◆ AIM OF THE EXERCISE ◆
Leave out the pictures and copy everything else in the entries exactly.

◆ PROVIDED DATA ◆
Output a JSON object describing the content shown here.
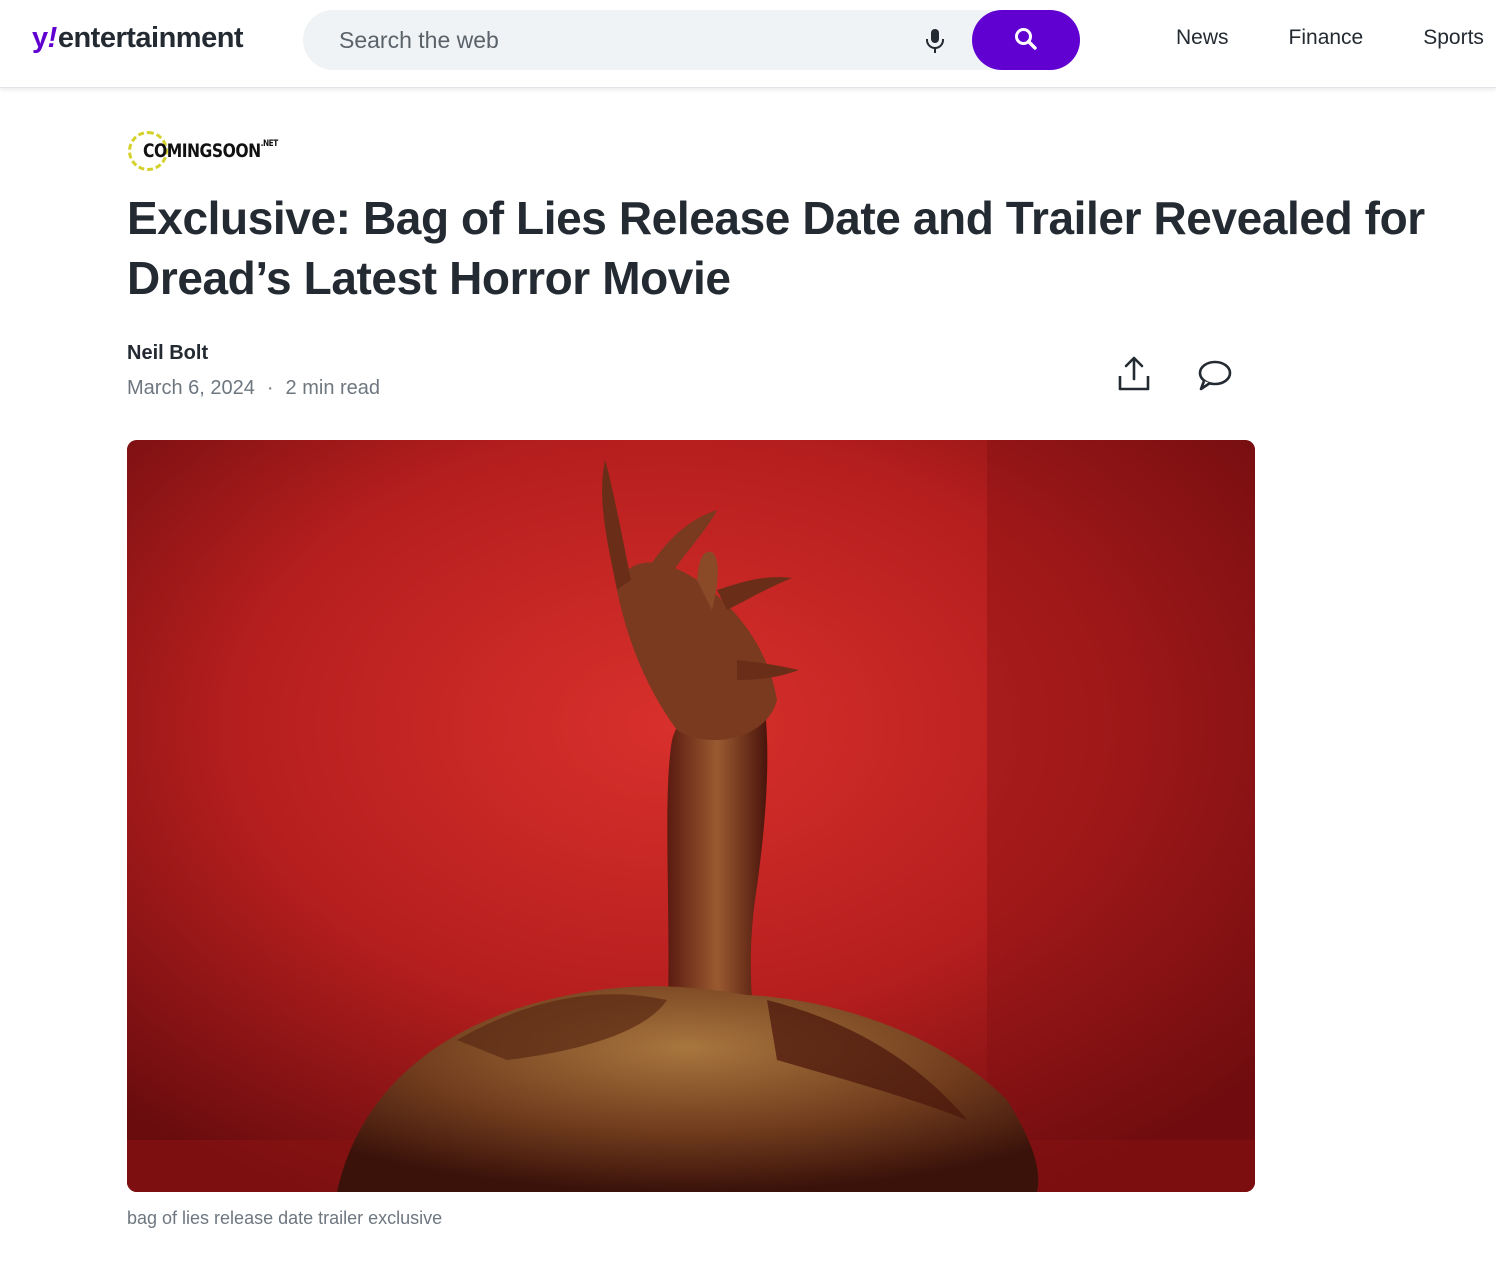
{
  "header": {
    "logo": {
      "y": "y",
      "bang": "!",
      "word": "entertainment"
    },
    "search": {
      "placeholder": "Search the web"
    },
    "nav": [
      {
        "label": "News"
      },
      {
        "label": "Finance"
      },
      {
        "label": "Sports"
      }
    ]
  },
  "article": {
    "source": {
      "name": "COMINGSOON",
      "suffix": ".NET"
    },
    "headline": "Exclusive: Bag of Lies Release Date and Trailer Revealed for Dread’s Latest Horror Movie",
    "author": "Neil Bolt",
    "date": "March 6, 2024",
    "separator": "·",
    "read_time": "2 min read",
    "image_caption": "bag of lies release date trailer exclusive"
  },
  "colors": {
    "brand_purple": "#6001d2",
    "text_primary": "#232a31",
    "text_secondary": "#6e7780",
    "search_bg": "#f0f3f5",
    "hero_red": "#b8201f"
  },
  "icons": {
    "microphone": "mic-icon",
    "search": "search-icon",
    "share": "share-icon",
    "comment": "comment-icon"
  }
}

◆ WRITTEN RESPONSE ◆
Output a JSON object describing the content shown here.
{
  "header": {
    "logo": {
      "y": "y",
      "bang": "!",
      "word": "entertainment"
    },
    "search": {
      "placeholder": "Search the web"
    },
    "nav": [
      {
        "label": "News"
      },
      {
        "label": "Finance"
      },
      {
        "label": "Sports"
      }
    ]
  },
  "article": {
    "source": {
      "name": "COMINGSOON",
      "suffix": ".NET"
    },
    "headline": "Exclusive: Bag of Lies Release Date and Trailer Revealed for Dread’s Latest Horror Movie",
    "author": "Neil Bolt",
    "date": "March 6, 2024",
    "separator": "·",
    "read_time": "2 min read",
    "image_caption": "bag of lies release date trailer exclusive"
  },
  "colors": {
    "brand_purple": "#6001d2",
    "text_primary": "#232a31",
    "text_secondary": "#6e7780",
    "search_bg": "#f0f3f5",
    "hero_red": "#b8201f"
  },
  "icons": {
    "microphone": "mic-icon",
    "search": "search-icon",
    "share": "share-icon",
    "comment": "comment-icon"
  }
}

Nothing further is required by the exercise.